__What you will do__. Locate every line that holds the string "μmol" and copy it.

__Exercise materials__.
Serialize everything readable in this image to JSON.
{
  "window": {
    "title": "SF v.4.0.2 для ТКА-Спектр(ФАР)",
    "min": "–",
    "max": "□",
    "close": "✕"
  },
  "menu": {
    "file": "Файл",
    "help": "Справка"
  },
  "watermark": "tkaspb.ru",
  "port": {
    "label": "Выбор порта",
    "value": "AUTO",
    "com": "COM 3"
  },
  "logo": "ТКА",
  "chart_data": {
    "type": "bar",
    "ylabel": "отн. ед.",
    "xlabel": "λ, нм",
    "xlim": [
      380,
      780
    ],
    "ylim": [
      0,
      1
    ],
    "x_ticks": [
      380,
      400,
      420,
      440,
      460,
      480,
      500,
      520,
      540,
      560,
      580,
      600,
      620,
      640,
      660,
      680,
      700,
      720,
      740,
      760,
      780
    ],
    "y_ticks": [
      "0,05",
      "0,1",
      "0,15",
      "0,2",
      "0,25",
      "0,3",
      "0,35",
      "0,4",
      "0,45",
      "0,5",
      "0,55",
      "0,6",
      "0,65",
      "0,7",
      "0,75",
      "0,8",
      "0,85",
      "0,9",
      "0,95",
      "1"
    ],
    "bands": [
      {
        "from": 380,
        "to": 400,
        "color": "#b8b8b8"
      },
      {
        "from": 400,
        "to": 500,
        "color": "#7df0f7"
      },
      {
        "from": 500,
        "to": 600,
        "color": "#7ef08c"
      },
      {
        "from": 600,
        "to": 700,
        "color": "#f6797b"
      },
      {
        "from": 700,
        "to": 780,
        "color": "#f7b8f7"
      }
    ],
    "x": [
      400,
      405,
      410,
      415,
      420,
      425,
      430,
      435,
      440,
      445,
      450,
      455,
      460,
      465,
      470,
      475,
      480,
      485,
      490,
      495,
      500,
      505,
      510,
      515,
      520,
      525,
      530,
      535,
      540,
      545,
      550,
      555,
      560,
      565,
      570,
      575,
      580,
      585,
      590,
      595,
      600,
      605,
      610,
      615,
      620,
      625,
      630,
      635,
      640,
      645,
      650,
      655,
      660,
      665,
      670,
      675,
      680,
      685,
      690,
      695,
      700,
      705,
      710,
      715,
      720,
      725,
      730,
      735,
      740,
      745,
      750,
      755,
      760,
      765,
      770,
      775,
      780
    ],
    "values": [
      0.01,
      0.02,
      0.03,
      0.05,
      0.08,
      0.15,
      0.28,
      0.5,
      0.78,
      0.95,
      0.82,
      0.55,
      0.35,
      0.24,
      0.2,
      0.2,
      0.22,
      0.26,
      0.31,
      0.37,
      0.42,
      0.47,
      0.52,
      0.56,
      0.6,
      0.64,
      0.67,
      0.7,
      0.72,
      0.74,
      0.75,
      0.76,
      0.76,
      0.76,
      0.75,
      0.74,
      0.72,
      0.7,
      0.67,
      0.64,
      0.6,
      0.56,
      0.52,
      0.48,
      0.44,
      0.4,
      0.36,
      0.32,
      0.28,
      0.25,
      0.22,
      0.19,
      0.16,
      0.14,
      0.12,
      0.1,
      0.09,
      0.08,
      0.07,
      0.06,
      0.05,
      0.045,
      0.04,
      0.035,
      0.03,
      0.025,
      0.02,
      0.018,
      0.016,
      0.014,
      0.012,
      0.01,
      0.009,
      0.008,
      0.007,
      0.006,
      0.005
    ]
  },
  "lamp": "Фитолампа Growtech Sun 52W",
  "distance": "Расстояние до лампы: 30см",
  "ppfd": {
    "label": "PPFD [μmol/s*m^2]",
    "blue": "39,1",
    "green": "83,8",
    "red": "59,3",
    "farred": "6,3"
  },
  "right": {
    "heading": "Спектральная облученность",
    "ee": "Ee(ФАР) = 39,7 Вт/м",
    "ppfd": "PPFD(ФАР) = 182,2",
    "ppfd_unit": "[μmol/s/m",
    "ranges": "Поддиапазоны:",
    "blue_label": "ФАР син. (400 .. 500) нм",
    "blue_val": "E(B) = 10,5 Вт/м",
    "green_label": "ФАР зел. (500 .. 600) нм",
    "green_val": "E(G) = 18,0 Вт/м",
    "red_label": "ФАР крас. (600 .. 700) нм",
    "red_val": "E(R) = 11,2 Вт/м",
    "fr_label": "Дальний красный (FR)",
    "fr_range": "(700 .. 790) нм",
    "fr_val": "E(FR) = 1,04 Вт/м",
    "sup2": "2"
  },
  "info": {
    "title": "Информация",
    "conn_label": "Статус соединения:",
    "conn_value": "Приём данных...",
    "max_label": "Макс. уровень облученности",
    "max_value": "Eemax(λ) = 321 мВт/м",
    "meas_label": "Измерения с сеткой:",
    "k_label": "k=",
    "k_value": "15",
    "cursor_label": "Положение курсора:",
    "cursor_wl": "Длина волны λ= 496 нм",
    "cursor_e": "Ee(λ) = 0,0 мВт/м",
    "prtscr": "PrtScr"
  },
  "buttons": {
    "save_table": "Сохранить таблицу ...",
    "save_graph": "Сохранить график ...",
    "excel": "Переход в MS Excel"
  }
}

__Response for this exercise__.
    "label": "PPFD [μmol/s*m^2]",
    "ppfd_unit": "[μmol/s/m",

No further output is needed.